START

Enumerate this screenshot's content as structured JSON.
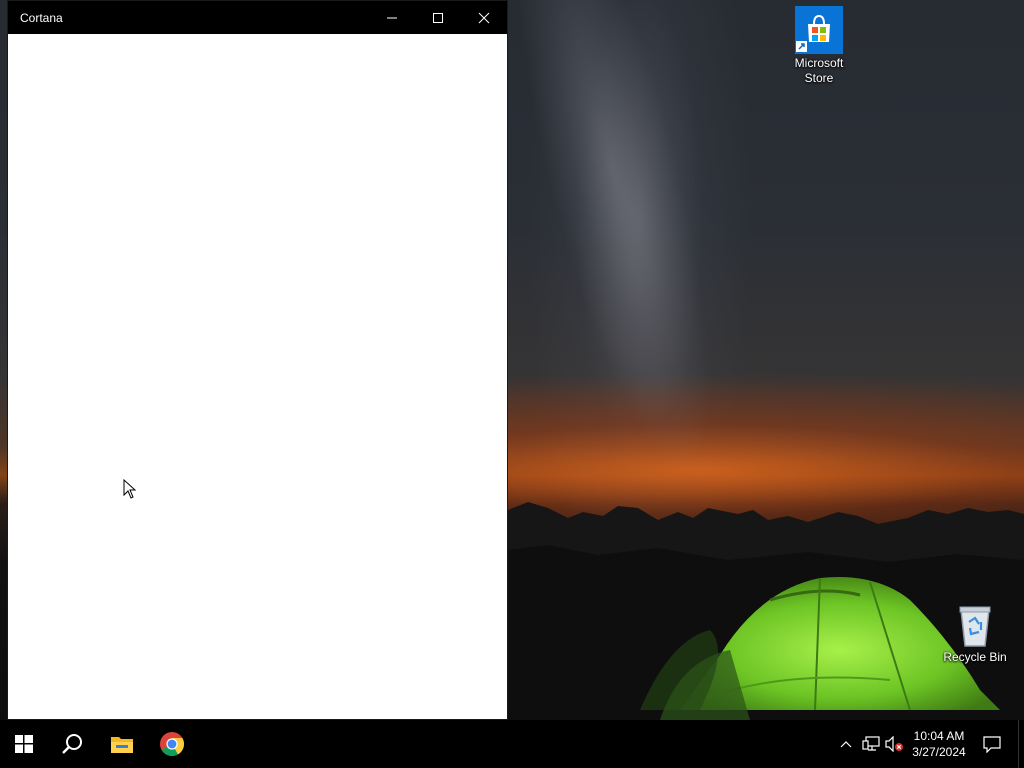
{
  "desktop": {
    "icons": [
      {
        "label": "Microsoft\nStore",
        "icon": "microsoft-store-icon"
      },
      {
        "label": "Recycle Bin",
        "icon": "recycle-bin-icon"
      }
    ]
  },
  "window": {
    "title": "Cortana",
    "controls": [
      "minimize-icon",
      "maximize-icon",
      "close-icon"
    ]
  },
  "taskbar": {
    "pinned": [
      "windows-start-icon",
      "search-icon",
      "file-explorer-icon",
      "chrome-icon"
    ],
    "tray": [
      "chevron-up-icon",
      "network-icon",
      "volume-muted-icon",
      "notification-icon"
    ],
    "clock": {
      "time": "10:04 AM",
      "date": "3/27/2024"
    }
  },
  "colors": {
    "titlebar": "#000000",
    "taskbar": "#000000",
    "window_body": "#ffffff",
    "tent_green": "#7fd12f"
  }
}
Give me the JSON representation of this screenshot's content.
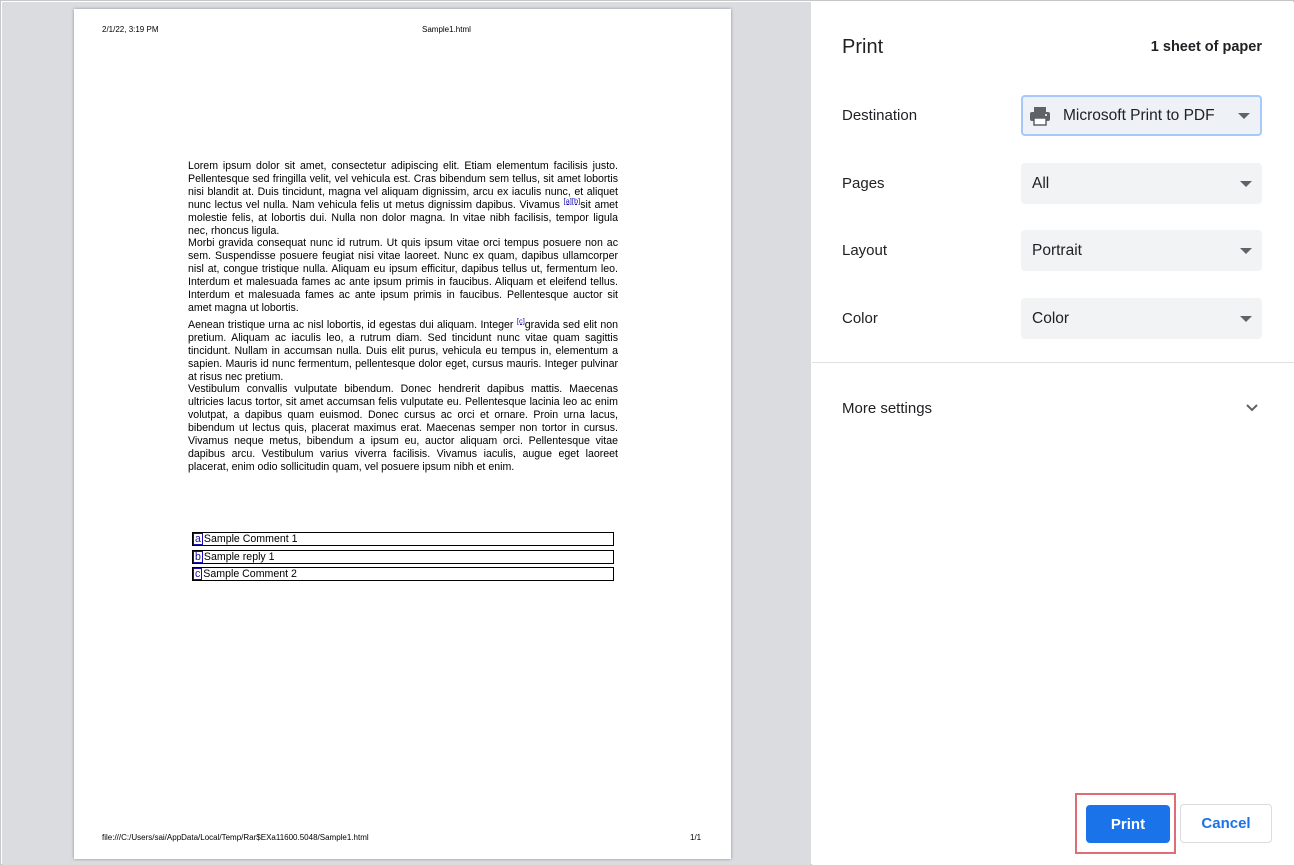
{
  "preview": {
    "header_date": "2/1/22, 3:19 PM",
    "header_title": "Sample1.html",
    "footer_path": "file:///C:/Users/sai/AppData/Local/Temp/Rar$EXa11600.5048/Sample1.html",
    "footer_page": "1/1",
    "paragraphs": {
      "p1a": "Lorem ipsum dolor sit amet, consectetur adipiscing elit. Etiam elementum facilisis justo. Pellentesque sed fringilla velit, vel vehicula est. Cras bibendum sem tellus, sit amet lobortis nisi blandit at. Duis tincidunt, magna vel aliquam dignissim, arcu ex iaculis nunc, et aliquet nunc lectus vel nulla. Nam vehicula felis ut metus dignissim dapibus. Vivamus ",
      "ref_a": "[a]",
      "ref_b": "[b]",
      "p1b": "sit amet molestie felis, at lobortis dui. Nulla non dolor magna. In vitae nibh facilisis, tempor ligula nec, rhoncus ligula.",
      "p2": "Morbi gravida consequat nunc id rutrum. Ut quis ipsum vitae orci tempus posuere non ac sem. Suspendisse posuere feugiat nisi vitae laoreet. Nunc ex quam, dapibus ullamcorper nisl at, congue tristique nulla. Aliquam eu ipsum efficitur, dapibus tellus ut, fermentum leo. Interdum et malesuada fames ac ante ipsum primis in faucibus. Aliquam et eleifend tellus. Interdum et malesuada fames ac ante ipsum primis in faucibus. Pellentesque auctor sit amet magna ut lobortis.",
      "p3a": "Aenean tristique urna ac nisl lobortis, id egestas dui aliquam. Integer ",
      "ref_c": "[c]",
      "p3b": "gravida sed elit non pretium. Aliquam ac iaculis leo, a rutrum diam. Sed tincidunt nunc vitae quam sagittis tincidunt. Nullam in accumsan nulla. Duis elit purus, vehicula eu tempus in, elementum a sapien. Mauris id nunc fermentum, pellentesque dolor eget, cursus mauris. Integer pulvinar at risus nec pretium.",
      "p4": "Vestibulum convallis vulputate bibendum. Donec hendrerit dapibus mattis. Maecenas ultricies lacus tortor, sit amet accumsan felis vulputate eu. Pellentesque lacinia leo ac enim volutpat, a dapibus quam euismod. Donec cursus ac orci et ornare. Proin urna lacus, bibendum ut lectus quis, placerat maximus erat. Maecenas semper non tortor in cursus. Vivamus neque metus, bibendum a ipsum eu, auctor aliquam orci. Pellentesque vitae dapibus arcu. Vestibulum varius viverra facilisis. Vivamus iaculis, augue eget laoreet placerat, enim odio sollicitudin quam, vel posuere ipsum nibh et enim."
    },
    "comments": [
      {
        "label": "a",
        "text": "Sample Comment 1"
      },
      {
        "label": "b",
        "text": "Sample reply 1"
      },
      {
        "label": "c",
        "text": "Sample Comment 2"
      }
    ]
  },
  "panel": {
    "title": "Print",
    "sheet_count": "1 sheet of paper",
    "destination": {
      "label": "Destination",
      "value": "Microsoft Print to PDF",
      "icon": "printer-icon"
    },
    "pages": {
      "label": "Pages",
      "value": "All"
    },
    "layout": {
      "label": "Layout",
      "value": "Portrait"
    },
    "color": {
      "label": "Color",
      "value": "Color"
    },
    "more_settings": {
      "label": "More settings",
      "icon": "chevron-down-icon"
    },
    "print_button": "Print",
    "cancel_button": "Cancel",
    "accent_color": "#1a73e8",
    "highlight_color": "#e06c75"
  }
}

END

> _INSTRUCTIONS TO FOLLOW_
Each line above is to be copied verbatim. Drop any image from the copy.

> _THE REPLY_
Enumerate this screenshot's content as structured JSON.
{
  "desktop": {
    "icons": [
      {
        "label": "Microsoft\nStore",
        "icon": "microsoft-store-icon"
      },
      {
        "label": "Recycle Bin",
        "icon": "recycle-bin-icon"
      }
    ]
  },
  "window": {
    "title": "Cortana",
    "controls": [
      "minimize-icon",
      "maximize-icon",
      "close-icon"
    ]
  },
  "taskbar": {
    "pinned": [
      "windows-start-icon",
      "search-icon",
      "file-explorer-icon",
      "chrome-icon"
    ],
    "tray": [
      "chevron-up-icon",
      "network-icon",
      "volume-muted-icon",
      "notification-icon"
    ],
    "clock": {
      "time": "10:04 AM",
      "date": "3/27/2024"
    }
  },
  "colors": {
    "titlebar": "#000000",
    "taskbar": "#000000",
    "window_body": "#ffffff",
    "tent_green": "#7fd12f"
  }
}
Give me the JSON representation of this screenshot's content.
{
  "preview": {
    "header_date": "2/1/22, 3:19 PM",
    "header_title": "Sample1.html",
    "footer_path": "file:///C:/Users/sai/AppData/Local/Temp/Rar$EXa11600.5048/Sample1.html",
    "footer_page": "1/1",
    "paragraphs": {
      "p1a": "Lorem ipsum dolor sit amet, consectetur adipiscing elit. Etiam elementum facilisis justo. Pellentesque sed fringilla velit, vel vehicula est. Cras bibendum sem tellus, sit amet lobortis nisi blandit at. Duis tincidunt, magna vel aliquam dignissim, arcu ex iaculis nunc, et aliquet nunc lectus vel nulla. Nam vehicula felis ut metus dignissim dapibus. Vivamus ",
      "ref_a": "[a]",
      "ref_b": "[b]",
      "p1b": "sit amet molestie felis, at lobortis dui. Nulla non dolor magna. In vitae nibh facilisis, tempor ligula nec, rhoncus ligula.",
      "p2": "Morbi gravida consequat nunc id rutrum. Ut quis ipsum vitae orci tempus posuere non ac sem. Suspendisse posuere feugiat nisi vitae laoreet. Nunc ex quam, dapibus ullamcorper nisl at, congue tristique nulla. Aliquam eu ipsum efficitur, dapibus tellus ut, fermentum leo. Interdum et malesuada fames ac ante ipsum primis in faucibus. Aliquam et eleifend tellus. Interdum et malesuada fames ac ante ipsum primis in faucibus. Pellentesque auctor sit amet magna ut lobortis.",
      "p3a": "Aenean tristique urna ac nisl lobortis, id egestas dui aliquam. Integer ",
      "ref_c": "[c]",
      "p3b": "gravida sed elit non pretium. Aliquam ac iaculis leo, a rutrum diam. Sed tincidunt nunc vitae quam sagittis tincidunt. Nullam in accumsan nulla. Duis elit purus, vehicula eu tempus in, elementum a sapien. Mauris id nunc fermentum, pellentesque dolor eget, cursus mauris. Integer pulvinar at risus nec pretium.",
      "p4": "Vestibulum convallis vulputate bibendum. Donec hendrerit dapibus mattis. Maecenas ultricies lacus tortor, sit amet accumsan felis vulputate eu. Pellentesque lacinia leo ac enim volutpat, a dapibus quam euismod. Donec cursus ac orci et ornare. Proin urna lacus, bibendum ut lectus quis, placerat maximus erat. Maecenas semper non tortor in cursus. Vivamus neque metus, bibendum a ipsum eu, auctor aliquam orci. Pellentesque vitae dapibus arcu. Vestibulum varius viverra facilisis. Vivamus iaculis, augue eget laoreet placerat, enim odio sollicitudin quam, vel posuere ipsum nibh et enim."
    },
    "comments": [
      {
        "label": "a",
        "text": "Sample Comment 1"
      },
      {
        "label": "b",
        "text": "Sample reply 1"
      },
      {
        "label": "c",
        "text": "Sample Comment 2"
      }
    ]
  },
  "panel": {
    "title": "Print",
    "sheet_count": "1 sheet of paper",
    "destination": {
      "label": "Destination",
      "value": "Microsoft Print to PDF",
      "icon": "printer-icon"
    },
    "pages": {
      "label": "Pages",
      "value": "All"
    },
    "layout": {
      "label": "Layout",
      "value": "Portrait"
    },
    "color": {
      "label": "Color",
      "value": "Color"
    },
    "more_settings": {
      "label": "More settings",
      "icon": "chevron-down-icon"
    },
    "print_button": "Print",
    "cancel_button": "Cancel",
    "accent_color": "#1a73e8",
    "highlight_color": "#e06c75"
  }
}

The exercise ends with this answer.